— BEGIN —
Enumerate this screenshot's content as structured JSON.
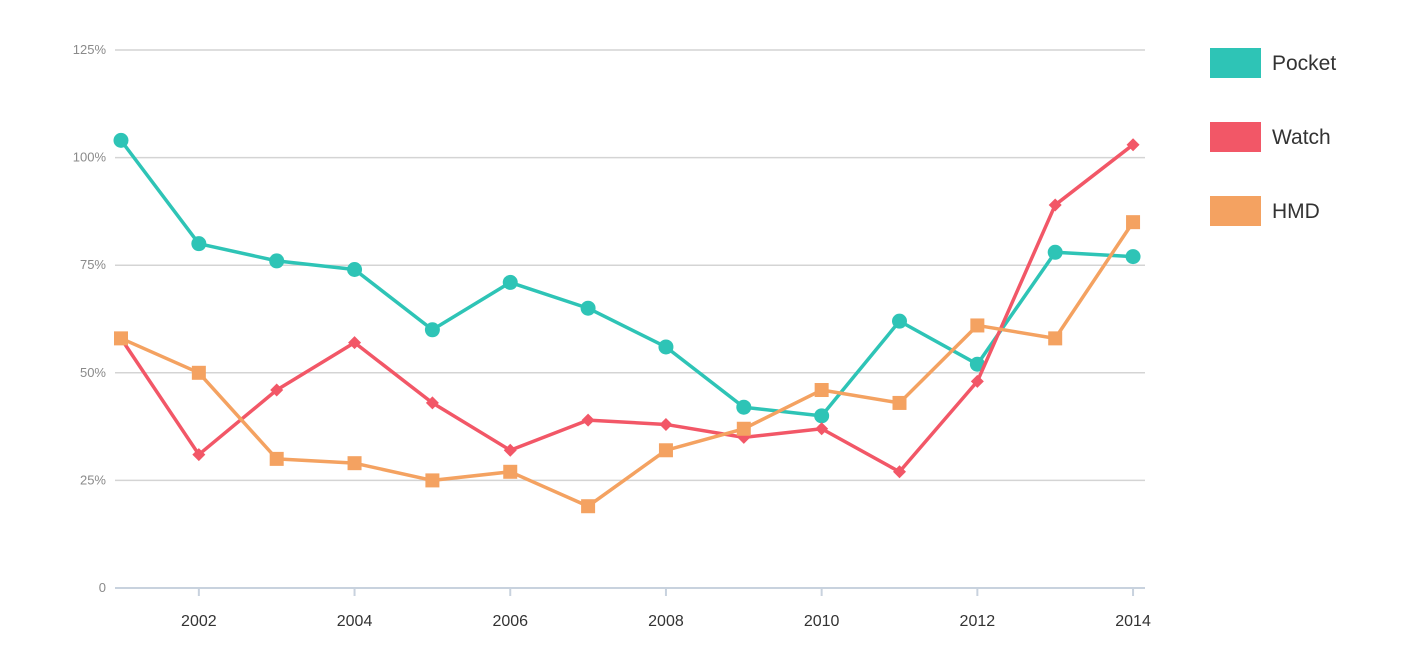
{
  "chart_data": {
    "type": "line",
    "x": [
      2001,
      2002,
      2003,
      2004,
      2005,
      2006,
      2007,
      2008,
      2009,
      2010,
      2011,
      2012,
      2013,
      2014
    ],
    "x_tick_labels": [
      "2002",
      "2004",
      "2006",
      "2008",
      "2010",
      "2012",
      "2014"
    ],
    "y_ticks": [
      0,
      25,
      50,
      75,
      100,
      125
    ],
    "y_tick_labels": [
      "0",
      "25%",
      "50%",
      "75%",
      "100%",
      "125%"
    ],
    "ylim": [
      0,
      125
    ],
    "grid": true,
    "legend_position": "top-right",
    "series": [
      {
        "name": "Pocket",
        "color": "#2ec4b6",
        "marker": "circle",
        "values": [
          104,
          80,
          76,
          74,
          60,
          71,
          65,
          56,
          42,
          40,
          62,
          52,
          78,
          77
        ]
      },
      {
        "name": "Watch",
        "color": "#f25767",
        "marker": "diamond",
        "values": [
          58,
          31,
          46,
          57,
          43,
          32,
          39,
          38,
          35,
          37,
          27,
          48,
          89,
          103
        ]
      },
      {
        "name": "HMD",
        "color": "#f4a261",
        "marker": "square",
        "values": [
          58,
          50,
          30,
          29,
          25,
          27,
          19,
          32,
          37,
          46,
          43,
          61,
          58,
          85
        ]
      }
    ]
  }
}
— END —
- [WHAT THIS TASK INVOLVES]
How many lines in the records above contain the word "color"? Reply with the number alone.

- [REPLY]
3